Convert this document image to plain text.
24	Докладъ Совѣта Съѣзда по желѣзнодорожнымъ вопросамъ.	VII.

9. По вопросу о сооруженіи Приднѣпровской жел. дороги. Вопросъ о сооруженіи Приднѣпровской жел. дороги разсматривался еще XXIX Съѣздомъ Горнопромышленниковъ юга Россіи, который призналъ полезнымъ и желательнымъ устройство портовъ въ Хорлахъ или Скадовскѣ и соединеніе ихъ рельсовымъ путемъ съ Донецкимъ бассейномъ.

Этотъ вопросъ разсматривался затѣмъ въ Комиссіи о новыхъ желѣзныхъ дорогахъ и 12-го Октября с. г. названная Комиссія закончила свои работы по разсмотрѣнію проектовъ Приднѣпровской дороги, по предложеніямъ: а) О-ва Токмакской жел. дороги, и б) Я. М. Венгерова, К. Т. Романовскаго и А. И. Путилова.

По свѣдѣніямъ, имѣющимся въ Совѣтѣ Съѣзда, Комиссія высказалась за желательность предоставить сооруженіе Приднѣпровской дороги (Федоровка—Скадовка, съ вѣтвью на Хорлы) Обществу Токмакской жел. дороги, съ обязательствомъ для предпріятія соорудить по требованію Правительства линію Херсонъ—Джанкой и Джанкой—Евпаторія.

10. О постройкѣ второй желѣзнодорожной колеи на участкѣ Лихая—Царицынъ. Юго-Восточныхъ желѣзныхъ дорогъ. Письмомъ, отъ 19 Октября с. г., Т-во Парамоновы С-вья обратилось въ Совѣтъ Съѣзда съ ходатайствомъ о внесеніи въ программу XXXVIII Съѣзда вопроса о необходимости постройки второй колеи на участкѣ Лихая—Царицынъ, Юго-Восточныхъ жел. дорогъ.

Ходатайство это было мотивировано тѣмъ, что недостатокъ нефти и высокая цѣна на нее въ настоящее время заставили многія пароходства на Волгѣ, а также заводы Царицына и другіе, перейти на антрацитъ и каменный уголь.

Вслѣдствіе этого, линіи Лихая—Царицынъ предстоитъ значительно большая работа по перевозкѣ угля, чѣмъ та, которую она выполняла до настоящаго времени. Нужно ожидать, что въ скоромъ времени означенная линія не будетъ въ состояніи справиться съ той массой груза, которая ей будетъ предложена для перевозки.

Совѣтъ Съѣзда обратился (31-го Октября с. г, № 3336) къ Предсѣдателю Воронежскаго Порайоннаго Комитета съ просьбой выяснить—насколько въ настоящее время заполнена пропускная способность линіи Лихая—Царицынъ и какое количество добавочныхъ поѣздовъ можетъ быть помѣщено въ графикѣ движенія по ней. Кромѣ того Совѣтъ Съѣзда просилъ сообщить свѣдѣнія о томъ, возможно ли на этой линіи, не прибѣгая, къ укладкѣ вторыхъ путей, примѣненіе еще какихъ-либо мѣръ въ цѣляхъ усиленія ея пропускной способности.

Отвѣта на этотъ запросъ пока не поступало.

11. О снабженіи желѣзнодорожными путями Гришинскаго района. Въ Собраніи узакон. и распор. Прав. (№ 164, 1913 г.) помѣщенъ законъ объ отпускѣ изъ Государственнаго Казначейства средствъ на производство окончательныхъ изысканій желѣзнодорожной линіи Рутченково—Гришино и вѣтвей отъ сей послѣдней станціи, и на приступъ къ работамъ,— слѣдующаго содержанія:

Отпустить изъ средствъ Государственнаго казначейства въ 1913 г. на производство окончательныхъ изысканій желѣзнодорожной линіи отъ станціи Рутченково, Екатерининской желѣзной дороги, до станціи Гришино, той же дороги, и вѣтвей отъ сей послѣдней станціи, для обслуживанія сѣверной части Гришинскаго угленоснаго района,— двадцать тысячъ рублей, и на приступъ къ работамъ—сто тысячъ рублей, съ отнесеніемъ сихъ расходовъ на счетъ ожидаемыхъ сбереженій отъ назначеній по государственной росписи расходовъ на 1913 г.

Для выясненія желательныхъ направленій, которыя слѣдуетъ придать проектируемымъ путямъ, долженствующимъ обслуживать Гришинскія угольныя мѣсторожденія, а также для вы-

------------------------------------

=== Written instruction ===
Copy all lines from the material that include "желѣзныхъ".

=== Response for this exercise ===
Этотъ вопросъ разсматривался затѣмъ въ Комиссіи о новыхъ желѣзныхъ дорогахъ и 12-го Октября с. г. названная Комиссія закончила свои работы по разсмотрѣнію проектовъ Приднѣпровской дороги, по предложеніямъ: а) О-ва Токмакской жел. дороги, и б) Я. М. Венгерова, К. Т. Романовскаго и А. И. Путилова.
10. О постройкѣ второй желѣзнодорожной колеи на участкѣ Лихая—Царицынъ. Юго-Восточныхъ желѣзныхъ дорогъ. Письмомъ, отъ 19 Октября с. г., Т-во Парамоновы С-вья обратилось въ Совѣтъ Съѣзда съ ходатайствомъ о внесеніи въ программу XXXVIII Съѣзда вопроса о необходимости постройки второй колеи на участкѣ Лихая—Царицынъ, Юго-Восточныхъ жел. дорогъ.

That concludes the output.